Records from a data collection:
# # #

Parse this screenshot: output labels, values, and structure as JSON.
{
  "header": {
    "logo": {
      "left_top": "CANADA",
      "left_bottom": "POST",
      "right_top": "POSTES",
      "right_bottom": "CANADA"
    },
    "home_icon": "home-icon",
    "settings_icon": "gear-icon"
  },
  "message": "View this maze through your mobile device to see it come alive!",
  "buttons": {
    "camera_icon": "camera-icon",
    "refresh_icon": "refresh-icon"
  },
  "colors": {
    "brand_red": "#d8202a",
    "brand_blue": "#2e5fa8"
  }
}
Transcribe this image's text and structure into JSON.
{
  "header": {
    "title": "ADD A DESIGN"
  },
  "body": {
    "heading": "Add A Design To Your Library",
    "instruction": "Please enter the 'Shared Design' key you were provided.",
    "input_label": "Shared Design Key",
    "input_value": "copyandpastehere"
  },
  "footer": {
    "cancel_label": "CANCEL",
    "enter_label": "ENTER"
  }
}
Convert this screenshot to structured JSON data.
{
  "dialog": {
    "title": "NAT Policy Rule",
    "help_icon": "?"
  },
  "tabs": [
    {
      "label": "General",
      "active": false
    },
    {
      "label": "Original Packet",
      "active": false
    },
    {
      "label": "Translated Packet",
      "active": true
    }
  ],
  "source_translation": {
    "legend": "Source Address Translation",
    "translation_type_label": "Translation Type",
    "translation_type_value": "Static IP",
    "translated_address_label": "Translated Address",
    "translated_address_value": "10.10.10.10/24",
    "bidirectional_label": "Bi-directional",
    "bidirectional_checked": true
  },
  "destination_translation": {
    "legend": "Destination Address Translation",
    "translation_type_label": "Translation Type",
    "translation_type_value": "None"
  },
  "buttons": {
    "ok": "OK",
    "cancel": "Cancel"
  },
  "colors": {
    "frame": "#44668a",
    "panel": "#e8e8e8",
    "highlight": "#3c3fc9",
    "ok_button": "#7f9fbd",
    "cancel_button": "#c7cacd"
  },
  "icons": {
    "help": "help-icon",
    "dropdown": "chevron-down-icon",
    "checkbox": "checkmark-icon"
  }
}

# # #

§ **Aim**: Determine the number of lines in the records that include the string "title", and respond with that number only.

§ **Response to the task**: 2